Problem description:
What is needed here is an exact copy of every entry.

Extracted information:
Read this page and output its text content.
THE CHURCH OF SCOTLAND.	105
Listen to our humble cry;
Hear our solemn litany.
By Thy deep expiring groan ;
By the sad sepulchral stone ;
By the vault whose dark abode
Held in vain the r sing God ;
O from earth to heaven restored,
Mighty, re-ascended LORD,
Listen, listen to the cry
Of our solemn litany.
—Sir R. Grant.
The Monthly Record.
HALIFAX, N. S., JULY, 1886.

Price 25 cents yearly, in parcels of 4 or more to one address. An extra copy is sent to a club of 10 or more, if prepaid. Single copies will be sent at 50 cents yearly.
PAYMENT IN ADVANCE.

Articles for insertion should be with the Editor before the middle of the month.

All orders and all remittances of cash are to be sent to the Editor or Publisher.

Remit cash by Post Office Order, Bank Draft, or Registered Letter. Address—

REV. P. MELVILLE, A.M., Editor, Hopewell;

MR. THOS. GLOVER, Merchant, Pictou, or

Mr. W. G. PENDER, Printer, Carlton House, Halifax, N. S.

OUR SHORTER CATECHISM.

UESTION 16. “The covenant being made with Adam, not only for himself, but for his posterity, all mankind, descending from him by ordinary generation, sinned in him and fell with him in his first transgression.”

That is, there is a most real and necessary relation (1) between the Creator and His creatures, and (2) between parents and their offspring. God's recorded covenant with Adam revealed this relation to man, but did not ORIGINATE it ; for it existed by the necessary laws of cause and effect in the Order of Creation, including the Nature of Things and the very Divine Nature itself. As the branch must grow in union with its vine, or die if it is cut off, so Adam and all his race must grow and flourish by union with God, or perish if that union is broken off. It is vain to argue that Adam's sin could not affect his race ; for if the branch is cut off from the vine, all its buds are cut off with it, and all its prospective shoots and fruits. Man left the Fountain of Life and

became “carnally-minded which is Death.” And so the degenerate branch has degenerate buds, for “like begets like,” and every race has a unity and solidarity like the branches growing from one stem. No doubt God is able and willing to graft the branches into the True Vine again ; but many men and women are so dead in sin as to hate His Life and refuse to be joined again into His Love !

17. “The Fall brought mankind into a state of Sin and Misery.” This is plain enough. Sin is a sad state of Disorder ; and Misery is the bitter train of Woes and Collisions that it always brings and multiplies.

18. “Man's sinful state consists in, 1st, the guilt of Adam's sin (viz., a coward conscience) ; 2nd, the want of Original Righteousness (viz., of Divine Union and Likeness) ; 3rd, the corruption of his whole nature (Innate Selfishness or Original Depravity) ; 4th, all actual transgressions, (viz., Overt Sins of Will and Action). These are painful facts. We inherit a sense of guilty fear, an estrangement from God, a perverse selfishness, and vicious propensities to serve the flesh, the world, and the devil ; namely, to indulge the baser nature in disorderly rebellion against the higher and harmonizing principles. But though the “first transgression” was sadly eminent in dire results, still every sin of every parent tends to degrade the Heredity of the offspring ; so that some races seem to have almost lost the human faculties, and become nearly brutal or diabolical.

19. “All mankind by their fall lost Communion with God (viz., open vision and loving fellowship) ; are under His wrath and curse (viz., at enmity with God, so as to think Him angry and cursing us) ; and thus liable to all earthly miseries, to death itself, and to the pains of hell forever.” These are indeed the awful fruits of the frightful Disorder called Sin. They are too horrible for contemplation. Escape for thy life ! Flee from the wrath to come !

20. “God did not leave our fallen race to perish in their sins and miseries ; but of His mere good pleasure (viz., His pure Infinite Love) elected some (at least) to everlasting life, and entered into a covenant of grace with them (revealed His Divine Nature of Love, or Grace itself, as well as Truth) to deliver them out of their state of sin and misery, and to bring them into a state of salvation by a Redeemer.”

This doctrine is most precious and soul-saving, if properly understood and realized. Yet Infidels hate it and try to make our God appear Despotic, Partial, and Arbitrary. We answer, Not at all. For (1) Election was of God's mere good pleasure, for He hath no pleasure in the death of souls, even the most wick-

Answer for the task:
Read this page and output its text content.
THE CHURCH OF SCOTLAND.	105
Listen to our humble cry;
Hear our solemn litany.
By Thy deep expiring groan ;
By the sad sepulchral stone ;
By the vault whose dark abode
Held in vain the r sing God ;
O from earth to heaven restored,
Mighty, re-ascended LORD,
Listen, listen to the cry
Of our solemn litany.
—Sir R. Grant.
The Monthly Record.
HALIFAX, N. S., JULY, 1886.

Price 25 cents yearly, in parcels of 4 or more to one address. An extra copy is sent to a club of 10 or more, if prepaid. Single copies will be sent at 50 cents yearly.
PAYMENT IN ADVANCE.

Articles for insertion should be with the Editor before the middle of the month.

All orders and all remittances of cash are to be sent to the Editor or Publisher.

Remit cash by Post Office Order, Bank Draft, or Registered Letter. Address—

REV. P. MELVILLE, A.M., Editor, Hopewell;

MR. THOS. GLOVER, Merchant, Pictou, or

Mr. W. G. PENDER, Printer, Carlton House, Halifax, N. S.

OUR SHORTER CATECHISM.

UESTION 16. “The covenant being made with Adam, not only for himself, but for his posterity, all mankind, descending from him by ordinary generation, sinned in him and fell with him in his first transgression.”

That is, there is a most real and necessary relation (1) between the Creator and His creatures, and (2) between parents and their offspring. God's recorded covenant with Adam revealed this relation to man, but did not ORIGINATE it ; for it existed by the necessary laws of cause and effect in the Order of Creation, including the Nature of Things and the very Divine Nature itself. As the branch must grow in union with its vine, or die if it is cut off, so Adam and all his race must grow and flourish by union with God, or perish if that union is broken off. It is vain to argue that Adam's sin could not affect his race ; for if the branch is cut off from the vine, all its buds are cut off with it, and all its prospective shoots and fruits. Man left the Fountain of Life and

became “carnally-minded which is Death.” And so the degenerate branch has degenerate buds, for “like begets like,” and every race has a unity and solidarity like the branches growing from one stem. No doubt God is able and willing to graft the branches into the True Vine again ; but many men and women are so dead in sin as to hate His Life and refuse to be joined again into His Love !

17. “The Fall brought mankind into a state of Sin and Misery.” This is plain enough. Sin is a sad state of Disorder ; and Misery is the bitter train of Woes and Collisions that it always brings and multiplies.

18. “Man's sinful state consists in, 1st, the guilt of Adam's sin (viz., a coward conscience) ; 2nd, the want of Original Righteousness (viz., of Divine Union and Likeness) ; 3rd, the corruption of his whole nature (Innate Selfishness or Original Depravity) ; 4th, all actual transgressions, (viz., Overt Sins of Will and Action). These are painful facts. We inherit a sense of guilty fear, an estrangement from God, a perverse selfishness, and vicious propensities to serve the flesh, the world, and the devil ; namely, to indulge the baser nature in disorderly rebellion against the higher and harmonizing principles. But though the “first transgression” was sadly eminent in dire results, still every sin of every parent tends to degrade the Heredity of the offspring ; so that some races seem to have almost lost the human faculties, and become nearly brutal or diabolical.

19. “All mankind by their fall lost Communion with God (viz., open vision and loving fellowship) ; are under His wrath and curse (viz., at enmity with God, so as to think Him angry and cursing us) ; and thus liable to all earthly miseries, to death itself, and to the pains of hell forever.” These are indeed the awful fruits of the frightful Disorder called Sin. They are too horrible for contemplation. Escape for thy life ! Flee from the wrath to come !

20. “God did not leave our fallen race to perish in their sins and miseries ; but of His mere good pleasure (viz., His pure Infinite Love) elected some (at least) to everlasting life, and entered into a covenant of grace with them (revealed His Divine Nature of Love, or Grace itself, as well as Truth) to deliver them out of their state of sin and misery, and to bring them into a state of salvation by a Redeemer.”

This doctrine is most precious and soul-saving, if properly understood and realized. Yet Infidels hate it and try to make our God appear Despotic, Partial, and Arbitrary. We answer, Not at all. For (1) Election was of God's mere good pleasure, for He hath no pleasure in the death of souls, even the most wick-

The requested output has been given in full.